- Work to complete
Rewrite every line of the material below, swapping each "leader-dot" for "marker-dot" and leaving everything else unchanged.

- Records for processing

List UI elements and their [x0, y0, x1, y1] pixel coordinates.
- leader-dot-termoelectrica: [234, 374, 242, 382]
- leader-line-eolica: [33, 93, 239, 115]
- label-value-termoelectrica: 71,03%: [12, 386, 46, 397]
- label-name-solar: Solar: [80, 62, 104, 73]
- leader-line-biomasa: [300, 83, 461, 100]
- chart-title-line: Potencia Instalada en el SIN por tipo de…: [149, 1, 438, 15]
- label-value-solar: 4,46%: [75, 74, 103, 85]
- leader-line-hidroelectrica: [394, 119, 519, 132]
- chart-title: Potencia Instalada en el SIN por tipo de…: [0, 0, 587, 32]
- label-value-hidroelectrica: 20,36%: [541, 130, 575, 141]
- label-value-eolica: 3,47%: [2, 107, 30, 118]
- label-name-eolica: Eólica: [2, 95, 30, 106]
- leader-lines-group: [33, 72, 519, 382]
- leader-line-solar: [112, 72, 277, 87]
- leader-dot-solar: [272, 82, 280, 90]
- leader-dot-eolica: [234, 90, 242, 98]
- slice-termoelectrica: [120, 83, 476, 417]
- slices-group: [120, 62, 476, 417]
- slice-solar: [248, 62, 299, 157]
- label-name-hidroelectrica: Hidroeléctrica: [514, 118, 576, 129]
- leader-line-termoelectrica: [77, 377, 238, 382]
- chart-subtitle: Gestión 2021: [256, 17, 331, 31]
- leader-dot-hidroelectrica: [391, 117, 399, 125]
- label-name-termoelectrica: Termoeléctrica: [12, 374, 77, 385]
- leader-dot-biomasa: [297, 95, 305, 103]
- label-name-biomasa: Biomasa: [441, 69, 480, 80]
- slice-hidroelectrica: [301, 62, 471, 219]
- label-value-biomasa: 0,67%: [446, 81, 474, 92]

- Final answer
List UI elements and their [x0, y0, x1, y1] pixel coordinates.
- marker-dot-termoelectrica: [234, 374, 242, 382]
- leader-line-eolica: [33, 93, 239, 115]
- label-value-termoelectrica: 71,03%: [12, 386, 46, 397]
- label-name-solar: Solar: [80, 62, 104, 73]
- leader-line-biomasa: [300, 83, 461, 100]
- chart-title-line: Potencia Instalada en el SIN por tipo de…: [149, 1, 438, 15]
- label-value-solar: 4,46%: [75, 74, 103, 85]
- leader-line-hidroelectrica: [394, 119, 519, 132]
- chart-title: Potencia Instalada en el SIN por tipo de…: [0, 0, 587, 32]
- label-value-hidroelectrica: 20,36%: [541, 130, 575, 141]
- label-value-eolica: 3,47%: [2, 107, 30, 118]
- label-name-eolica: Eólica: [2, 95, 30, 106]
- leader-lines-group: [33, 72, 519, 382]
- leader-line-solar: [112, 72, 277, 87]
- marker-dot-solar: [272, 82, 280, 90]
- marker-dot-eolica: [234, 90, 242, 98]
- slice-termoelectrica: [120, 83, 476, 417]
- slices-group: [120, 62, 476, 417]
- slice-solar: [248, 62, 299, 157]
- label-name-hidroelectrica: Hidroeléctrica: [514, 118, 576, 129]
- leader-line-termoelectrica: [77, 377, 238, 382]
- chart-subtitle: Gestión 2021: [256, 17, 331, 31]
- marker-dot-hidroelectrica: [391, 117, 399, 125]
- label-name-termoelectrica: Termoeléctrica: [12, 374, 77, 385]
- marker-dot-biomasa: [297, 95, 305, 103]
- label-name-biomasa: Biomasa: [441, 69, 480, 80]
- slice-hidroelectrica: [301, 62, 471, 219]
- label-value-biomasa: 0,67%: [446, 81, 474, 92]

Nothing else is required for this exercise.